## Aim
Pull out every line of the entries below and reproduce each one verbatim.

## Material for this exercise
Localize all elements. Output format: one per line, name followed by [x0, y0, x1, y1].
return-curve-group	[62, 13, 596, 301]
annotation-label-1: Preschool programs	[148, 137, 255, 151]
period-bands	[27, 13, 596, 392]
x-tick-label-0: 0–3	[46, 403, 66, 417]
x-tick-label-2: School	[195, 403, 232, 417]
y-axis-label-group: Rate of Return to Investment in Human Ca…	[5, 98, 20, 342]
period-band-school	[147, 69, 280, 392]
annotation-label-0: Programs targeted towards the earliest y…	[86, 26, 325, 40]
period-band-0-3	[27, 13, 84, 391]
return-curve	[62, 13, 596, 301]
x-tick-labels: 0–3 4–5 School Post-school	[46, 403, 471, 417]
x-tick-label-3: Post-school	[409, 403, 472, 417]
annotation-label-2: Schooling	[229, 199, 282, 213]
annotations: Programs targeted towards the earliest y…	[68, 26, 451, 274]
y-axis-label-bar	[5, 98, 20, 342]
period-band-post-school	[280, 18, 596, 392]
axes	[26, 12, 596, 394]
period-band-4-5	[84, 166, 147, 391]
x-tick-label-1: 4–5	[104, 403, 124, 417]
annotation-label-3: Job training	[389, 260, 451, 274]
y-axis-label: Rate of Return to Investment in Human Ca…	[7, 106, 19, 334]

## Full response
Localize all elements. Output format: one per line, name followed by [x0, y0, x1, y1].
return-curve-group	[62, 13, 596, 301]
annotation-label-1: Preschool programs	[148, 137, 255, 151]
period-bands	[27, 13, 596, 392]
x-tick-label-0: 0–3	[46, 403, 66, 417]
x-tick-label-2: School	[195, 403, 232, 417]
y-axis-label-group: Rate of Return to Investment in Human Ca…	[5, 98, 20, 342]
period-band-school	[147, 69, 280, 392]
annotation-label-0: Programs targeted towards the earliest y…	[86, 26, 325, 40]
period-band-0-3	[27, 13, 84, 391]
return-curve	[62, 13, 596, 301]
x-tick-labels: 0–3 4–5 School Post-school	[46, 403, 471, 417]
x-tick-label-3: Post-school	[409, 403, 472, 417]
annotation-label-2: Schooling	[229, 199, 282, 213]
annotations: Programs targeted towards the earliest y…	[68, 26, 451, 274]
y-axis-label-bar	[5, 98, 20, 342]
period-band-post-school	[280, 18, 596, 392]
axes	[26, 12, 596, 394]
period-band-4-5	[84, 166, 147, 391]
x-tick-label-1: 4–5	[104, 403, 124, 417]
annotation-label-3: Job training	[389, 260, 451, 274]
y-axis-label: Rate of Return to Investment in Human Ca…	[7, 106, 19, 334]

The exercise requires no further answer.